### Data rows ###
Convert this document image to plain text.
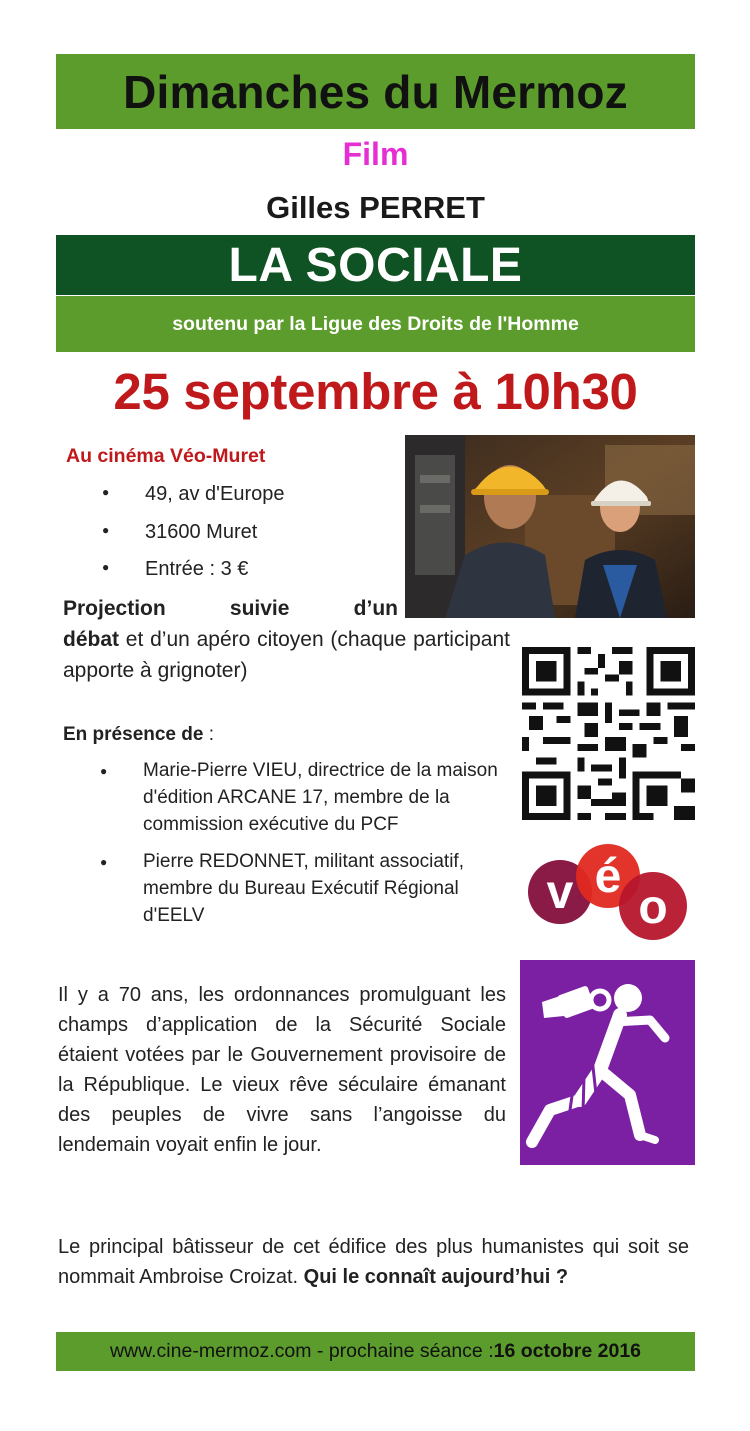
Dimanches du Mermoz
Film
Gilles PERRET
LA SOCIALE
soutenu par la Ligue des Droits de l'Homme
25 septembre à 10h30
Au cinéma Véo-Muret
● 49, av d'Europe
● 31600 Muret
● Entrée : 3 €
Projection suivie d’un
débat et d’un apéro citoyen (chaque participant apporte à grignoter)
En présence de :
● Marie-Pierre VIEU, directrice de la maison d'édition ARCANE 17, membre de la commission exécutive du PCF
● Pierre REDONNET, militant associatif, membre du Bureau Exécutif Régional d'EELV	v é
o
Il y a 70 ans, les ordonnances promulguant les champs d’application de la Sécurité Sociale étaient votées par le Gouvernement provisoire de la République. Le vieux rêve séculaire émanant des peuples de vivre sans l’angoisse du lendemain voyait enfin le jour.
Le principal bâtisseur de cet édifice des plus humanistes qui soit se nommait Ambroise Croizat. Qui le connaît aujourd’hui ?
www.cine-mermoz.com - prochaine séance : 16 octobre 2016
###
Given problem => Copy out the lines that hold "membre".

Exercise solution =>
● Marie-Pierre VIEU, directrice de la maison d'édition ARCANE 17, membre de la commission exécutive du PCF
● Pierre REDONNET, militant associatif, membre du Bureau Exécutif Régional d'EELV	v é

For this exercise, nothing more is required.